● **What is expected**: All the records that follow need to be reproduced exactly. Omit the images.
Begin Data supplied
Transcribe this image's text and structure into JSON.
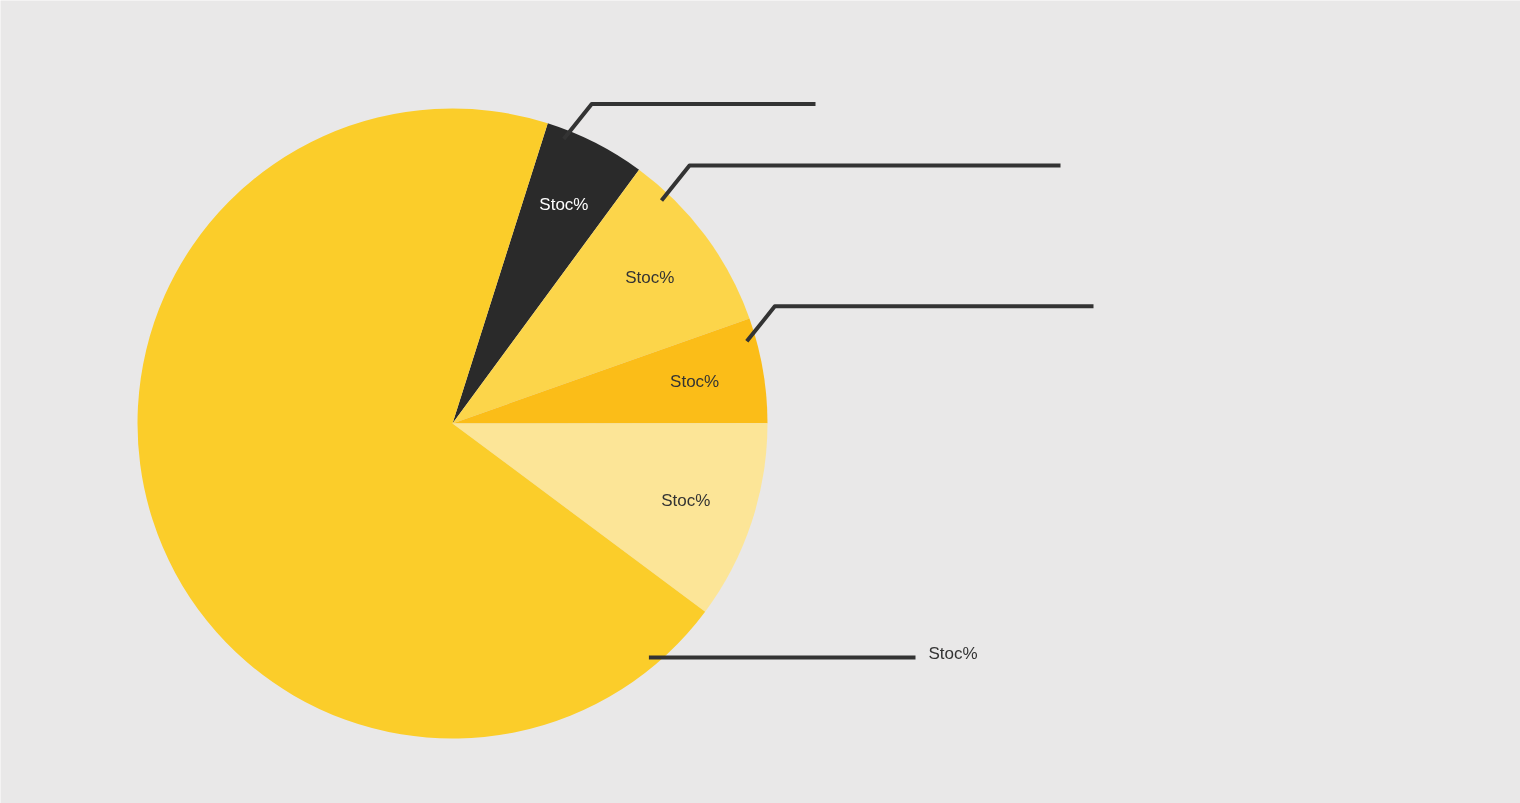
{
  "chart_data": {
    "type": "pie",
    "categories": [
      "Stoc%",
      "Stoc%",
      "Stoc%",
      "Stoc%",
      "Stoc%"
    ],
    "values": [
      5.2,
      9.5,
      5.4,
      10.2,
      69.7
    ],
    "colors": [
      "#2a2a2a",
      "#fcd54a",
      "#fbbd18",
      "#fce597",
      "#fbcd2a"
    ]
  }
}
End Data supplied
● **Complete response**:
Transcribe this image's text and structure into JSON.
{
  "chart_data": {
    "type": "pie",
    "categories": [
      "Stoc%",
      "Stoc%",
      "Stoc%",
      "Stoc%",
      "Stoc%"
    ],
    "values": [
      5.2,
      9.5,
      5.4,
      10.2,
      69.7
    ],
    "colors": [
      "#2a2a2a",
      "#fcd54a",
      "#fbbd18",
      "#fce597",
      "#fbcd2a"
    ]
  }
}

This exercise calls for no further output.